> **Exercise objective**
Using the listing below, copy every line that mentions "Адріяна".

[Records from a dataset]
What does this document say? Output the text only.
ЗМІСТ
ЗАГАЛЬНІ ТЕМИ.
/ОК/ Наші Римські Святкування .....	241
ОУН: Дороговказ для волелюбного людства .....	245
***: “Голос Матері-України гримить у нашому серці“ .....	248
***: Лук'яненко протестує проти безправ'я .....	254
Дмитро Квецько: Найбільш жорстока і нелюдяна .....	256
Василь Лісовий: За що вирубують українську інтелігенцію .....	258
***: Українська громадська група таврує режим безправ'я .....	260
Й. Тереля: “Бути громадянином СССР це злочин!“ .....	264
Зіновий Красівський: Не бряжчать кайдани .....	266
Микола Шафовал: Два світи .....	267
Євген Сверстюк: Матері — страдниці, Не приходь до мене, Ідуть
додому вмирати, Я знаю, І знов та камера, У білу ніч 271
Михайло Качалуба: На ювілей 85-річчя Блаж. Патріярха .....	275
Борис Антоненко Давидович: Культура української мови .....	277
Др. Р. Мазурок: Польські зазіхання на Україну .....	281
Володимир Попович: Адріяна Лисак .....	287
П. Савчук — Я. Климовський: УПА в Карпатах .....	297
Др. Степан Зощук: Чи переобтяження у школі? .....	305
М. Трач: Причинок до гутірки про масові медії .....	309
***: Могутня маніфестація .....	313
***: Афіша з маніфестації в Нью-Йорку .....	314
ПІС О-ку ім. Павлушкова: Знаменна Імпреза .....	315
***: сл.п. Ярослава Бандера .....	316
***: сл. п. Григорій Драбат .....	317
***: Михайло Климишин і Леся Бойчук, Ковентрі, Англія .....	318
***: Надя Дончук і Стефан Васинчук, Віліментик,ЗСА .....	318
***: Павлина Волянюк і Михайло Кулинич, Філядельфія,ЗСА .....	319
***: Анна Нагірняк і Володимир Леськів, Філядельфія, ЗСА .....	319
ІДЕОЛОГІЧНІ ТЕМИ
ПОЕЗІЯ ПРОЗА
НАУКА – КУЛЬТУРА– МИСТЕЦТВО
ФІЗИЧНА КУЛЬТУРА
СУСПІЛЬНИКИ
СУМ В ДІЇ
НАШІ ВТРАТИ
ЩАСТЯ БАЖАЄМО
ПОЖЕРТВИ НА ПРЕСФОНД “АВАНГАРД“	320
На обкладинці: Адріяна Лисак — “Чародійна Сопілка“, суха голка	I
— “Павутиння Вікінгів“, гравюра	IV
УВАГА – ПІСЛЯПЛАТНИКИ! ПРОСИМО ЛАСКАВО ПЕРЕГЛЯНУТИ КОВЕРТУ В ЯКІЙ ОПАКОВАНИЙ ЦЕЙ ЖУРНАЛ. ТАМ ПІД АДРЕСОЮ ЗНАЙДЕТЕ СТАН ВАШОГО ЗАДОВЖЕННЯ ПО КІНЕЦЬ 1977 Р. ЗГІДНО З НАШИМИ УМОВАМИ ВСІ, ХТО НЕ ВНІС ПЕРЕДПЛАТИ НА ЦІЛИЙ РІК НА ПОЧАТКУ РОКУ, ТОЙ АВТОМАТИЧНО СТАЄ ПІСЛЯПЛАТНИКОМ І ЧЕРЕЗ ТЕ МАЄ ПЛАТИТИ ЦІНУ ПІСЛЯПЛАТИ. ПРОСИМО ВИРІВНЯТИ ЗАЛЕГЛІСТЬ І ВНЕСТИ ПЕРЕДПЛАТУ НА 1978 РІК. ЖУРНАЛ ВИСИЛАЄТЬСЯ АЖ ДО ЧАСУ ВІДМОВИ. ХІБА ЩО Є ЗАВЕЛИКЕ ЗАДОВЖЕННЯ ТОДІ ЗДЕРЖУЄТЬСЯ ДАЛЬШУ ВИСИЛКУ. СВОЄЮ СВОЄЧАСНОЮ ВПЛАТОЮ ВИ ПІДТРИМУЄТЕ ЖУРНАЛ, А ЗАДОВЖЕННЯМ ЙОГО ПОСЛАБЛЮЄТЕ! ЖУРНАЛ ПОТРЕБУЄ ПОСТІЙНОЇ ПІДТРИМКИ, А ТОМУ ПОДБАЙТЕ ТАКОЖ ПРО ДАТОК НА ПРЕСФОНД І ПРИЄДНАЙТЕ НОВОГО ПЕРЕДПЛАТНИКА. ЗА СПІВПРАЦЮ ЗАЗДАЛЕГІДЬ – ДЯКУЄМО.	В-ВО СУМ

> **Written answer**
Володимир Попович: Адріяна Лисак .....	287
На обкладинці: Адріяна Лисак — “Чародійна Сопілка“, суха голка	I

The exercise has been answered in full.